[START Data supplied]

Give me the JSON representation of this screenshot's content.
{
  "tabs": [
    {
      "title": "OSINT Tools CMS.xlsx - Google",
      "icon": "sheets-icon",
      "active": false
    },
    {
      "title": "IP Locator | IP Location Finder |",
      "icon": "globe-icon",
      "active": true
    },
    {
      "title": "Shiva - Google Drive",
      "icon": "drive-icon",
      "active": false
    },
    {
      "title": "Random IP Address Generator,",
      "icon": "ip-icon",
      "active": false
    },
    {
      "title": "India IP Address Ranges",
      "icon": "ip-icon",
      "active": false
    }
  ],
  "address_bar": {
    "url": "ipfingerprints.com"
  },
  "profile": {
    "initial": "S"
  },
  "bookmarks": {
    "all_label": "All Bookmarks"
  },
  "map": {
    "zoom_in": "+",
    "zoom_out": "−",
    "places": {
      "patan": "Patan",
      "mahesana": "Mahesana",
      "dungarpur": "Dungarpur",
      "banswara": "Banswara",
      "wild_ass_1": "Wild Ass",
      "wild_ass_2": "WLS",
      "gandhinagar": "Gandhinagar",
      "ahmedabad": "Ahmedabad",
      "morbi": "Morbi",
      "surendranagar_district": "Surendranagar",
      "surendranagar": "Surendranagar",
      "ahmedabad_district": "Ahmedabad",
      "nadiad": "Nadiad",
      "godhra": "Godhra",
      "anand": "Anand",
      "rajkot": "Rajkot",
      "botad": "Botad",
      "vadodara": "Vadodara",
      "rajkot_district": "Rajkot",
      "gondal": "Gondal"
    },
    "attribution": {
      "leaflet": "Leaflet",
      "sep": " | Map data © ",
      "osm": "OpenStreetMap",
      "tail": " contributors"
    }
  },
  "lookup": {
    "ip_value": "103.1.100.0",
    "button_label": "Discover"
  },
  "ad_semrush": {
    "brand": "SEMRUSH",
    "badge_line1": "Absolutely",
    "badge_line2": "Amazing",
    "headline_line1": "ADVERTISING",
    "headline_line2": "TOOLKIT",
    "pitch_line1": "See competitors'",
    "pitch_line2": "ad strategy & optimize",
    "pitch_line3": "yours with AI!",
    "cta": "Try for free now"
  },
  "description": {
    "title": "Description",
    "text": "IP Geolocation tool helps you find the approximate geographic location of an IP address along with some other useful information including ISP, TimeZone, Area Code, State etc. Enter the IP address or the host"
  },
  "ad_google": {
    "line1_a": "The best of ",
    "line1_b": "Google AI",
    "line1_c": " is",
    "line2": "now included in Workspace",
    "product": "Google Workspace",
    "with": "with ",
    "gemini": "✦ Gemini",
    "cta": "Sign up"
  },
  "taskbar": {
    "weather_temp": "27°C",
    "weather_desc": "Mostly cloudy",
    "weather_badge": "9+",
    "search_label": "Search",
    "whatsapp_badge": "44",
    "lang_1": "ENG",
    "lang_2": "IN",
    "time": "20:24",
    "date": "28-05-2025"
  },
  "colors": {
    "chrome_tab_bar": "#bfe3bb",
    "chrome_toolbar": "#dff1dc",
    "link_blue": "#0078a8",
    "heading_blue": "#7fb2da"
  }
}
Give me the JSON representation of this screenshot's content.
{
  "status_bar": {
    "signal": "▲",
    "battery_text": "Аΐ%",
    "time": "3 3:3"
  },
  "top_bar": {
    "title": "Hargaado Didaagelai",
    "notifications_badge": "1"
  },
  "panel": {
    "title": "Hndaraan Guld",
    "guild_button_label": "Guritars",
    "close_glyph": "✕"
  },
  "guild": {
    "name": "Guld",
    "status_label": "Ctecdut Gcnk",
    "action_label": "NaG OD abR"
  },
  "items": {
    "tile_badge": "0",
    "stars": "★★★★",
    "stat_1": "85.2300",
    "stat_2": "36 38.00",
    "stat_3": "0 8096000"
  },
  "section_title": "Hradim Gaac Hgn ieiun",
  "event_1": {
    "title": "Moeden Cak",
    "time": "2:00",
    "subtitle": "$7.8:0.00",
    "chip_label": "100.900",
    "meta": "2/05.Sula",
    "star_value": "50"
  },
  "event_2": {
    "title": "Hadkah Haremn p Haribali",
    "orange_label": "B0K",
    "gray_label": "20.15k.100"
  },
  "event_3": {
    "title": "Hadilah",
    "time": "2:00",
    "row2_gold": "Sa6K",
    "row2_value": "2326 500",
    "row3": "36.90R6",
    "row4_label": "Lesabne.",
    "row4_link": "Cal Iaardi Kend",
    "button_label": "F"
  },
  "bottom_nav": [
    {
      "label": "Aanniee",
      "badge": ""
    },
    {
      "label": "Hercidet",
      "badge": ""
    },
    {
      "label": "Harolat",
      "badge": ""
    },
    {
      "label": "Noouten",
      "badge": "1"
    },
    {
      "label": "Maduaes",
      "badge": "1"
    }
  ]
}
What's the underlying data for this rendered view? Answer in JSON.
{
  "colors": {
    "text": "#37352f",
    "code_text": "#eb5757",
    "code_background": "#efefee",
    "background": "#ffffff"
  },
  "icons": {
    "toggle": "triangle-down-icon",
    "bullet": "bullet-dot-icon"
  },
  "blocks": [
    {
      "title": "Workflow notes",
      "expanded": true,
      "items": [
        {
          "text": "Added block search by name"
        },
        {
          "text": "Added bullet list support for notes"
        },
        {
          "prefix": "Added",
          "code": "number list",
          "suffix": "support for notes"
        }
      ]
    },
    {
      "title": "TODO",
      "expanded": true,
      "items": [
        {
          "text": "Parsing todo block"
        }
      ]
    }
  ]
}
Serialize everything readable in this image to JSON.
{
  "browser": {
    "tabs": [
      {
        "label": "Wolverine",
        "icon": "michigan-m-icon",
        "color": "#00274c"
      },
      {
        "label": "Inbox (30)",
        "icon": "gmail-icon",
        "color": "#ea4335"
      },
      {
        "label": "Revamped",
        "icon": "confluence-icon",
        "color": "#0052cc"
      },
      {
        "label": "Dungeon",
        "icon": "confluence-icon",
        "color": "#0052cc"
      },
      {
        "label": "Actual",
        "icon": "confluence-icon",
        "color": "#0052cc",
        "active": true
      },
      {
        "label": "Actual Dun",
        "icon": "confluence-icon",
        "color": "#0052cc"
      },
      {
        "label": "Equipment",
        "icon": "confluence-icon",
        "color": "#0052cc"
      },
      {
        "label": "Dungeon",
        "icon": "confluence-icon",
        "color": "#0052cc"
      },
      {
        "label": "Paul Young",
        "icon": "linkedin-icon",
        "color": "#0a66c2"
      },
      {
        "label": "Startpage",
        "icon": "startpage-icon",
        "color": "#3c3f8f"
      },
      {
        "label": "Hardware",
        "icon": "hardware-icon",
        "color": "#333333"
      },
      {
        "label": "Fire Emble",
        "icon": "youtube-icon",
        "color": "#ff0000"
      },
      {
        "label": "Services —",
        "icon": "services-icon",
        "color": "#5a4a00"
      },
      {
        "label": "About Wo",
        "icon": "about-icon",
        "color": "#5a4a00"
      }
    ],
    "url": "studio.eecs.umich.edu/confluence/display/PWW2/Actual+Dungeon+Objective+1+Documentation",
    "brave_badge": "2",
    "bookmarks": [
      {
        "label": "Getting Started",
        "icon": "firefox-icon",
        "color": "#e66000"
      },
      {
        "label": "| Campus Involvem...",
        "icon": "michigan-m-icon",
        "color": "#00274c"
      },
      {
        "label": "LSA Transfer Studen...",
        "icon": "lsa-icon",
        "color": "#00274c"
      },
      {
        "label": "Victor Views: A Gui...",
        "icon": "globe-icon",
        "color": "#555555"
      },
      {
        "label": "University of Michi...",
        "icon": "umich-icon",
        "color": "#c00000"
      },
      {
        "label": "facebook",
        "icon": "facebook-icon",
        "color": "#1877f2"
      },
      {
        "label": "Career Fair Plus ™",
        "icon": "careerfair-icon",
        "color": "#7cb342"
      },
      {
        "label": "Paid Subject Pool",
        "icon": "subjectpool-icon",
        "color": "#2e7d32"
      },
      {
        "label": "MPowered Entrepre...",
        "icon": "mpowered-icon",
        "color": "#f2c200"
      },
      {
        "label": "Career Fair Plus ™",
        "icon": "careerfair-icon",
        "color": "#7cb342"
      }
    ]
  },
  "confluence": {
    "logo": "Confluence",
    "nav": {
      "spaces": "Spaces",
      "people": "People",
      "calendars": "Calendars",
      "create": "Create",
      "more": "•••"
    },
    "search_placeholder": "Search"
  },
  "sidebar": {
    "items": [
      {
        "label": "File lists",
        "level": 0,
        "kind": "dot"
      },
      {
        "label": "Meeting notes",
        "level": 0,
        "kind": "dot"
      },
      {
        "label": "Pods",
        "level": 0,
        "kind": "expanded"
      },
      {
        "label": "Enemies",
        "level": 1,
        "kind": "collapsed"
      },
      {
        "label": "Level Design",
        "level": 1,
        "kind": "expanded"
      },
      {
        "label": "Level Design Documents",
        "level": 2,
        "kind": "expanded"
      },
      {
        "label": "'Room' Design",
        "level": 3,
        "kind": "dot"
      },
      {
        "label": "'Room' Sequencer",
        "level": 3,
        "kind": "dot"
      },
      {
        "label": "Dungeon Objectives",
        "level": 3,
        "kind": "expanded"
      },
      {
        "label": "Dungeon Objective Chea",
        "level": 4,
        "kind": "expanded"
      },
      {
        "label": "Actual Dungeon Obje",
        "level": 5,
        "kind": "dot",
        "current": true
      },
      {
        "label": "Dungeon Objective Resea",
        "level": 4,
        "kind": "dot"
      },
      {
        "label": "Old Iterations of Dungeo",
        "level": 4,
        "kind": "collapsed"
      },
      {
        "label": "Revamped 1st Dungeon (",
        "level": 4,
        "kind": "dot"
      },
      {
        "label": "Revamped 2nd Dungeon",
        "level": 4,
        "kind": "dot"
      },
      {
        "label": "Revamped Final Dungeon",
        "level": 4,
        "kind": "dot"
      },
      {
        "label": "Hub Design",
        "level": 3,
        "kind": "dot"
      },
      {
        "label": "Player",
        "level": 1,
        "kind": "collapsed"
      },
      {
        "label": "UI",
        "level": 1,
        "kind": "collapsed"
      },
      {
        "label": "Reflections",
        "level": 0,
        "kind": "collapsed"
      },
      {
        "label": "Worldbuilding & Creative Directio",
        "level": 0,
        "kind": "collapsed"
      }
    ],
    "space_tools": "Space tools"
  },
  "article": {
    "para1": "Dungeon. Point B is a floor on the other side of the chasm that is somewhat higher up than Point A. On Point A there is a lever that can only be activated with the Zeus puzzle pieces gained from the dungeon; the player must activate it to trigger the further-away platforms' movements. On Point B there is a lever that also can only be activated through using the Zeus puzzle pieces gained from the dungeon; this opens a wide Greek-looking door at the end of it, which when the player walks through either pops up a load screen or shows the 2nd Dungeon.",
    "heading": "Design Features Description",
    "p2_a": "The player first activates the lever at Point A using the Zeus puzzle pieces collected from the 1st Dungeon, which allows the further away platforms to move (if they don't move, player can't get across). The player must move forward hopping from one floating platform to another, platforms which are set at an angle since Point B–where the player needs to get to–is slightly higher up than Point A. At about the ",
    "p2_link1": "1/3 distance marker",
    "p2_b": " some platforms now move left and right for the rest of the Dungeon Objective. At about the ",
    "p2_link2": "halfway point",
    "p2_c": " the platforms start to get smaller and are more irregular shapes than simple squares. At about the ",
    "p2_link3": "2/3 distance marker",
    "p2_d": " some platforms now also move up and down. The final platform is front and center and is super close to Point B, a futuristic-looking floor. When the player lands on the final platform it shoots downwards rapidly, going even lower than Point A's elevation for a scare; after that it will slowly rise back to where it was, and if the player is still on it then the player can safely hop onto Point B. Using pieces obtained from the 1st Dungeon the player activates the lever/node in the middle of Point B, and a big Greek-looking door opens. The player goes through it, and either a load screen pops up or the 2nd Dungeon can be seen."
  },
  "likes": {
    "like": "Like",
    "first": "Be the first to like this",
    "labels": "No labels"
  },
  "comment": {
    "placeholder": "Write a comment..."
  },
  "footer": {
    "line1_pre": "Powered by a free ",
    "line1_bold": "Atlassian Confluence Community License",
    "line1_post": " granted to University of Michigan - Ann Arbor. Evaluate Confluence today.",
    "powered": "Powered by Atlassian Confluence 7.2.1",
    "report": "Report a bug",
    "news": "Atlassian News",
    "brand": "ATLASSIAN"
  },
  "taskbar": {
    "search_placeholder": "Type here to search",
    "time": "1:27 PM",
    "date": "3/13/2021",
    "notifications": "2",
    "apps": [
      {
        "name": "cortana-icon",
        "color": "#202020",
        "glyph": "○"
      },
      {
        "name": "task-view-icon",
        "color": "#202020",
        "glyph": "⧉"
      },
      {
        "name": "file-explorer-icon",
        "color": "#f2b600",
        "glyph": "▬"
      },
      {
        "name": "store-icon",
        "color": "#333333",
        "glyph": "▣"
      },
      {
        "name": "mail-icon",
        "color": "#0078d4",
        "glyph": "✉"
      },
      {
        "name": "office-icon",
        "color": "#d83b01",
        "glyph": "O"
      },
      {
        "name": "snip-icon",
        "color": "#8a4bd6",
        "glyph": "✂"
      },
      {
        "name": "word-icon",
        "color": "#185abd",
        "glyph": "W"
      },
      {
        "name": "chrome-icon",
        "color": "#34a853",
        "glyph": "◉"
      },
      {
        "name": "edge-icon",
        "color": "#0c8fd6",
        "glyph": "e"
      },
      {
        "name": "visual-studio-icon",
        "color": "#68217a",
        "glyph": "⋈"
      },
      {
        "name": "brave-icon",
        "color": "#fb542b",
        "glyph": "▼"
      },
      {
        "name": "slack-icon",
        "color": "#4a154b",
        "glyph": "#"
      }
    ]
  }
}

[END Data supplied]

**Task:**
Count the lines that hold the string "support" and state that number alone.

**Answer for the task:**
2